- _Parts of the exercise_:
A: From the article about Hugo Weaving and Oranges and Sunshine, write out the stretch from "Hugo Weaving may" through "by Margaret Humphreys.".
B: Summarize the article about Hugo Weaving and Oranges and Sunshine in two sentences.
C: Carry on the article about Hugo Weaving and Oranges and Sunshine from the point where it stops.

The offer of oranges and sunshine – like peaches and cream – holds a promise of simple, wholesome goodness. This was one of the pictures painted for the 130,000 young working-class British children deported to Australia as supposed orphans in the 1940s and ‘50s. While the children may have arrived in a land rich with fruit and bathed in the sun’s golden glow, their fate was hardly all oranges and sunshine. In one of his latest roles, Hugo Weaving put himself in the shoes of a man who lived the nightmare of abuse that was a reality for a stolen generation of children. Starring as Jack in Oranges and Sunshine, Hugo expertly shares a story that will no doubt trigger tears, raise eyebrows and spark heated community debate.
Hugo Weaving may be one of Australia’s most renowned veteran actors and have starred in blockbuster series like The Matrix, Lord of the Rings and Transformers, but there is no hint of blockbuster bravado about him. Rather, he makes no secret of the fact he prefers working on smaller Australian films rather than big budget international flicks where, he jokes: “… I don’t know what’s going on”.
Ever the actor’s chameleon, Hugo is of a rare breed that can leap between themes and genres, epics and indies, without losing his audience or his integrity. Hugo plays a lost soul in Oranges and Sunshine, inspired by the best-selling book, Empty Cradles, by Margaret Humphreys.
The film is due for release in Australia in June and Hugo is interested to see how it will be greeted by the community and by the people upon who it is based – most are in their 60s and 70s and many still live in Australia. The issue of child migrants has already prompted formal apologies from both the Australian and British governments in 2009 and 2010 respectively, so there’s little chance the film will slide by unnoticed.

- _Information provided_:
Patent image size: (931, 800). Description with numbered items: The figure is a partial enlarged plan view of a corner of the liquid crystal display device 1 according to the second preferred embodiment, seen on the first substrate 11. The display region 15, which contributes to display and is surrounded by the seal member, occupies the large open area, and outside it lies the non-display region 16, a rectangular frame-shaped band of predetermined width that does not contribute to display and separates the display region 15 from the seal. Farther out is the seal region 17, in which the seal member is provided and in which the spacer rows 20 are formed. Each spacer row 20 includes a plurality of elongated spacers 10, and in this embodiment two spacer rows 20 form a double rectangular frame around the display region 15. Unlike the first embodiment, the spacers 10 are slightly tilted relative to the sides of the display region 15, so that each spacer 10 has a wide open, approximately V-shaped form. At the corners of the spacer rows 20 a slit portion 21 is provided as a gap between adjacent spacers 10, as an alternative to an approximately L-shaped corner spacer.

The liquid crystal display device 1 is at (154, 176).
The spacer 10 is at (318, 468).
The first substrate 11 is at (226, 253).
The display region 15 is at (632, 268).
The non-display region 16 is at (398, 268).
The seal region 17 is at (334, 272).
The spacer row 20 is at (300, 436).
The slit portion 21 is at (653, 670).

- _Task-by-task outputs_:
A:
Hugo Weaving may be one of Australia’s most renowned veteran actors and have starred in blockbuster series like The Matrix, Lord of the Rings and Transformers, but there is no hint of blockbuster bravado about him. Rather, he makes no secret of the fact he prefers working on smaller Australian films rather than big budget international flicks where, he jokes: “… I don’t know what’s going on”.
Ever the actor’s chameleon, Hugo is of a rare breed that can leap between themes and genres, epics and indies, without losing his audience or his integrity. Hugo plays a lost soul in Oranges and Sunshine, inspired by the best-selling book, Empty Cradles, by Margaret Humphreys.

B: In Oranges and Sunshine, Hugo Weaving plays Jack, a man who lived through the abuse suffered by the 130,000 young working-class British children deported to Australia as supposed orphans in the 1940s and '50s. Weaving prefers smaller Australian films to big-budget international ones and is interested to see how the film will be received on its June release, since the issue has already prompted formal apologies from the Australian and British governments.

C:
“It certainly feels like a story that has to be told and should be talked about,” Hugo starts. “And it feels like it highlights the fact that these things just keep happening in world history – these terrible injustices that happen to the most vulnerable and innocent people, in the case little children, in the name of progress, or whatever, by institutions and governments.”
Professionally, Hugo cherished working with British actress Emily Watson and first-time feature director Jim Loach – son of veteran filmmaker and activist Ken Loach – who was quoted as saying:
“We all loved Hugo Weaving’s work: his capacity for gentleness, compassion and vulnerability.”
While Hugo can empathise with the children of this story, his childhood was quite the opposite; his family unit was tight although their sense of home was fluid. Born in Nigeria in 1960, Hugo and his family moved every two years or so between England, South Africa and Australia until they settled in Sydney when Hugo was 16.
“My childhood changed so much; the constant was the family,” he explains. “We were always moving to a different country, a different school, a different house … And I feel very lucky to have had the childhood I had because it was very exciting. The thing I learnt was that, wherever you go in the world, people are fundamentally the same even though they might speak a different language and have a different culture. Fundamentally, we’re all very similar and I guess that’s a good lesson for anyone really, but certainly for an actor.”
Hugo’s childhood dreams fluttered from being a fireman to a sailor and in his early teens he wanted to be a writer. Asked if he still has any of those early scribbles, he laughs. “Yes,” he says. “I’m sure they are stashed somewhere but you’re not getting your hands on them!”
By the time he was 16 he was emotionally involved with the idea of acting. His parents had exposed him to music, art and theatre froma young age and he recalls some standout creative influences while living in South Africa from six to nine years of age.
“My parents took me to a ballet of Prokofiev’s Romeo and Juliet and I was really amazed by that. I loved the music, and was interested in the story. Mum said it was based on a play by Shakespeare, so I wanted to read it. I can remember as an eight-year-old trying to read Romeo and Juliet,” Hugo laughs at his innocence. “Because I knew the story, I kind of got captivated by the language in it in a weird way and wanted to act out those stories.”
Hugo listened to his intuitive desire to act and went straight from high school into auditions for the National Institute of Dramatic Art (NIDA). He was accepted after three callbacks and graduated in 1981.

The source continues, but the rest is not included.